Quote each record exactly, please, leaving none out.

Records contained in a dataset
================

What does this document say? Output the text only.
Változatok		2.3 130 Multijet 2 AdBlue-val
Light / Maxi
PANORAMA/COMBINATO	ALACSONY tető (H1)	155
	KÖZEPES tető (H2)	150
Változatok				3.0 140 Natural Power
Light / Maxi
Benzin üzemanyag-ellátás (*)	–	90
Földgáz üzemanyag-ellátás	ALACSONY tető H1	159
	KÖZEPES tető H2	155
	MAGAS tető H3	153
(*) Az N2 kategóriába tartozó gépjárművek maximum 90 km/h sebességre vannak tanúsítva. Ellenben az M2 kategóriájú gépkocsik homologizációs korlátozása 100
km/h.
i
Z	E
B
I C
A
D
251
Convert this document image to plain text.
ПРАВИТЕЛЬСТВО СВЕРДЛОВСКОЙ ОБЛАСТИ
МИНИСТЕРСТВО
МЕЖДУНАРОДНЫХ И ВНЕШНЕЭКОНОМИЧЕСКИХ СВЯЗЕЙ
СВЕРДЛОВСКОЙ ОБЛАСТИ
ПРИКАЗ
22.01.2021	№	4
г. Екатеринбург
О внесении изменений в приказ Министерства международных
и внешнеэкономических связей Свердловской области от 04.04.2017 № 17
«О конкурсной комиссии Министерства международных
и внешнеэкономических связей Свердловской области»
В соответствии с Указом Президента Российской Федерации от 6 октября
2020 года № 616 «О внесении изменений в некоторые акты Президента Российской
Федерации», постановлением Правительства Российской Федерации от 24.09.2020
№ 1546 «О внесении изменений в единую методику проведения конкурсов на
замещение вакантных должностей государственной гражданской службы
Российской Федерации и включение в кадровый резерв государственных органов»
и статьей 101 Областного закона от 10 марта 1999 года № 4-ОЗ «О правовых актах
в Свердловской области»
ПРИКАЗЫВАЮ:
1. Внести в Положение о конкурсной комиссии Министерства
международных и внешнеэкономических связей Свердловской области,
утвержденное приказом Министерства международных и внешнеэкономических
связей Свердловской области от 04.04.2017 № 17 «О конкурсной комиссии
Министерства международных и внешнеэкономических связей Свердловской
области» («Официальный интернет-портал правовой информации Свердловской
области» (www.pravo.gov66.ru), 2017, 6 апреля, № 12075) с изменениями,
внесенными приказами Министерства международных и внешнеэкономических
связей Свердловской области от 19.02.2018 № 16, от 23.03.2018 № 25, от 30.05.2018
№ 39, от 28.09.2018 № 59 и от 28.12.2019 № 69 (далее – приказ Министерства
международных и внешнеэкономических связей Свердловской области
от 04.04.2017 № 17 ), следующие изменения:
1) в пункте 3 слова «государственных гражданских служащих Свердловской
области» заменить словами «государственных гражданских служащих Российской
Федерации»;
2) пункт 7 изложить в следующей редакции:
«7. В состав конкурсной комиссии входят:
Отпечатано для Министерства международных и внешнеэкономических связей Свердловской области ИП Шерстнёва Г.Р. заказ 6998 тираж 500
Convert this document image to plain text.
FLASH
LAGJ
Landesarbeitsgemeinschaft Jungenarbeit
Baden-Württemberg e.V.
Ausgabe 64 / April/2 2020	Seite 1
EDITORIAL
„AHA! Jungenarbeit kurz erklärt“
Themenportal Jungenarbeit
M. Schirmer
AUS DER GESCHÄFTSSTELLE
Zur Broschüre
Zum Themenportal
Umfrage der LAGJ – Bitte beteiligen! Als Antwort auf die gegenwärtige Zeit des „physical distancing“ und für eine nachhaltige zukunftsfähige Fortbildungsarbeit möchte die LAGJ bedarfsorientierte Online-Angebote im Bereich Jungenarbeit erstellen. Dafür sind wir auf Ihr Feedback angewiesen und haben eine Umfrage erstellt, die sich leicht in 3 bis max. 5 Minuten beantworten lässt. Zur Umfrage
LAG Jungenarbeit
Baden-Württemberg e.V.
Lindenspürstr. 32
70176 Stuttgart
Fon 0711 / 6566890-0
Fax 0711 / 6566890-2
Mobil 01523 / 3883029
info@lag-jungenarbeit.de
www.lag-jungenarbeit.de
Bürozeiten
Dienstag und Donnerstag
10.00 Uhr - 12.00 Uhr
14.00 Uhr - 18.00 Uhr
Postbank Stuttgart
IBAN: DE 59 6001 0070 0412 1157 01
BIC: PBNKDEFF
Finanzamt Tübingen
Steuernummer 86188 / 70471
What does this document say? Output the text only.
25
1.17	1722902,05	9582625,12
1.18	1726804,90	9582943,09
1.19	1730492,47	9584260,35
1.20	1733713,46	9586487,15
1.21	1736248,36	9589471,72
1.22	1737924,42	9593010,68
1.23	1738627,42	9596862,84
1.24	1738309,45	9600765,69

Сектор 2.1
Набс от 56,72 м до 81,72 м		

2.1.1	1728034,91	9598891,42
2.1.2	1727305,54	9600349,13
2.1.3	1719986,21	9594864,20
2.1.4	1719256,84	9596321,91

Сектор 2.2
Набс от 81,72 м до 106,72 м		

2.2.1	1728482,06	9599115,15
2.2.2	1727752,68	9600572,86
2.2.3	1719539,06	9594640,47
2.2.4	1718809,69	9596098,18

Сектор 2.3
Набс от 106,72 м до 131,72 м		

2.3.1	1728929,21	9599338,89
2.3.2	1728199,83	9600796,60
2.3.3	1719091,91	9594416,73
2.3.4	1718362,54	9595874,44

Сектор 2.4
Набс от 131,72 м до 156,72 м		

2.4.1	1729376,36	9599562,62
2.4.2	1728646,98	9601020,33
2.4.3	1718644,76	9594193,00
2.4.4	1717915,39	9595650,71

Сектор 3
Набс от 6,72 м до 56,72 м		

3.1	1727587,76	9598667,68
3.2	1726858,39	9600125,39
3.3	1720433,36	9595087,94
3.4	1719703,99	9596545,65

================

**The output:**
What does this document say? Output the text only.
Változatok		2.3 130 Multijet 2 AdBlue-val
Light / Maxi
PANORAMA/COMBINATO	ALACSONY tető (H1)	155
	KÖZEPES tető (H2)	150
Változatok				3.0 140 Natural Power
Light / Maxi
Benzin üzemanyag-ellátás (*)	–	90
Földgáz üzemanyag-ellátás	ALACSONY tető H1	159
	KÖZEPES tető H2	155
	MAGAS tető H3	153
(*) Az N2 kategóriába tartozó gépjárművek maximum 90 km/h sebességre vannak tanúsítva. Ellenben az M2 kategóriájú gépkocsik homologizációs korlátozása 100
km/h.
i
Z	E
B
I C
A
D
251
Convert this document image to plain text.
ПРАВИТЕЛЬСТВО СВЕРДЛОВСКОЙ ОБЛАСТИ
МИНИСТЕРСТВО
МЕЖДУНАРОДНЫХ И ВНЕШНЕЭКОНОМИЧЕСКИХ СВЯЗЕЙ
СВЕРДЛОВСКОЙ ОБЛАСТИ
ПРИКАЗ
22.01.2021	№	4
г. Екатеринбург
О внесении изменений в приказ Министерства международных
и внешнеэкономических связей Свердловской области от 04.04.2017 № 17
«О конкурсной комиссии Министерства международных
и внешнеэкономических связей Свердловской области»
В соответствии с Указом Президента Российской Федерации от 6 октября
2020 года № 616 «О внесении изменений в некоторые акты Президента Российской
Федерации», постановлением Правительства Российской Федерации от 24.09.2020
№ 1546 «О внесении изменений в единую методику проведения конкурсов на
замещение вакантных должностей государственной гражданской службы
Российской Федерации и включение в кадровый резерв государственных органов»
и статьей 101 Областного закона от 10 марта 1999 года № 4-ОЗ «О правовых актах
в Свердловской области»
ПРИКАЗЫВАЮ:
1. Внести в Положение о конкурсной комиссии Министерства
международных и внешнеэкономических связей Свердловской области,
утвержденное приказом Министерства международных и внешнеэкономических
связей Свердловской области от 04.04.2017 № 17 «О конкурсной комиссии
Министерства международных и внешнеэкономических связей Свердловской
области» («Официальный интернет-портал правовой информации Свердловской
области» (www.pravo.gov66.ru), 2017, 6 апреля, № 12075) с изменениями,
внесенными приказами Министерства международных и внешнеэкономических
связей Свердловской области от 19.02.2018 № 16, от 23.03.2018 № 25, от 30.05.2018
№ 39, от 28.09.2018 № 59 и от 28.12.2019 № 69 (далее – приказ Министерства
международных и внешнеэкономических связей Свердловской области
от 04.04.2017 № 17 ), следующие изменения:
1) в пункте 3 слова «государственных гражданских служащих Свердловской
области» заменить словами «государственных гражданских служащих Российской
Федерации»;
2) пункт 7 изложить в следующей редакции:
«7. В состав конкурсной комиссии входят:
Отпечатано для Министерства международных и внешнеэкономических связей Свердловской области ИП Шерстнёва Г.Р. заказ 6998 тираж 500
Convert this document image to plain text.
FLASH
LAGJ
Landesarbeitsgemeinschaft Jungenarbeit
Baden-Württemberg e.V.
Ausgabe 64 / April/2 2020	Seite 1
EDITORIAL
„AHA! Jungenarbeit kurz erklärt“
Themenportal Jungenarbeit
M. Schirmer
AUS DER GESCHÄFTSSTELLE
Zur Broschüre
Zum Themenportal
Umfrage der LAGJ – Bitte beteiligen! Als Antwort auf die gegenwärtige Zeit des „physical distancing“ und für eine nachhaltige zukunftsfähige Fortbildungsarbeit möchte die LAGJ bedarfsorientierte Online-Angebote im Bereich Jungenarbeit erstellen. Dafür sind wir auf Ihr Feedback angewiesen und haben eine Umfrage erstellt, die sich leicht in 3 bis max. 5 Minuten beantworten lässt. Zur Umfrage
LAG Jungenarbeit
Baden-Württemberg e.V.
Lindenspürstr. 32
70176 Stuttgart
Fon 0711 / 6566890-0
Fax 0711 / 6566890-2
Mobil 01523 / 3883029
info@lag-jungenarbeit.de
www.lag-jungenarbeit.de
Bürozeiten
Dienstag und Donnerstag
10.00 Uhr - 12.00 Uhr
14.00 Uhr - 18.00 Uhr
Postbank Stuttgart
IBAN: DE 59 6001 0070 0412 1157 01
BIC: PBNKDEFF
Finanzamt Tübingen
Steuernummer 86188 / 70471
What does this document say? Output the text only.
25
1.17	1722902,05	9582625,12
1.18	1726804,90	9582943,09
1.19	1730492,47	9584260,35
1.20	1733713,46	9586487,15
1.21	1736248,36	9589471,72
1.22	1737924,42	9593010,68
1.23	1738627,42	9596862,84
1.24	1738309,45	9600765,69

Сектор 2.1
Набс от 56,72 м до 81,72 м		

2.1.1	1728034,91	9598891,42
2.1.2	1727305,54	9600349,13
2.1.3	1719986,21	9594864,20
2.1.4	1719256,84	9596321,91

Сектор 2.2
Набс от 81,72 м до 106,72 м		

2.2.1	1728482,06	9599115,15
2.2.2	1727752,68	9600572,86
2.2.3	1719539,06	9594640,47
2.2.4	1718809,69	9596098,18

Сектор 2.3
Набс от 106,72 м до 131,72 м		

2.3.1	1728929,21	9599338,89
2.3.2	1728199,83	9600796,60
2.3.3	1719091,91	9594416,73
2.3.4	1718362,54	9595874,44

Сектор 2.4
Набс от 131,72 м до 156,72 м		

2.4.1	1729376,36	9599562,62
2.4.2	1728646,98	9601020,33
2.4.3	1718644,76	9594193,00
2.4.4	1717915,39	9595650,71

Сектор 3
Набс от 6,72 м до 56,72 м		

3.1	1727587,76	9598667,68
3.2	1726858,39	9600125,39
3.3	1720433,36	9595087,94
3.4	1719703,99	9596545,65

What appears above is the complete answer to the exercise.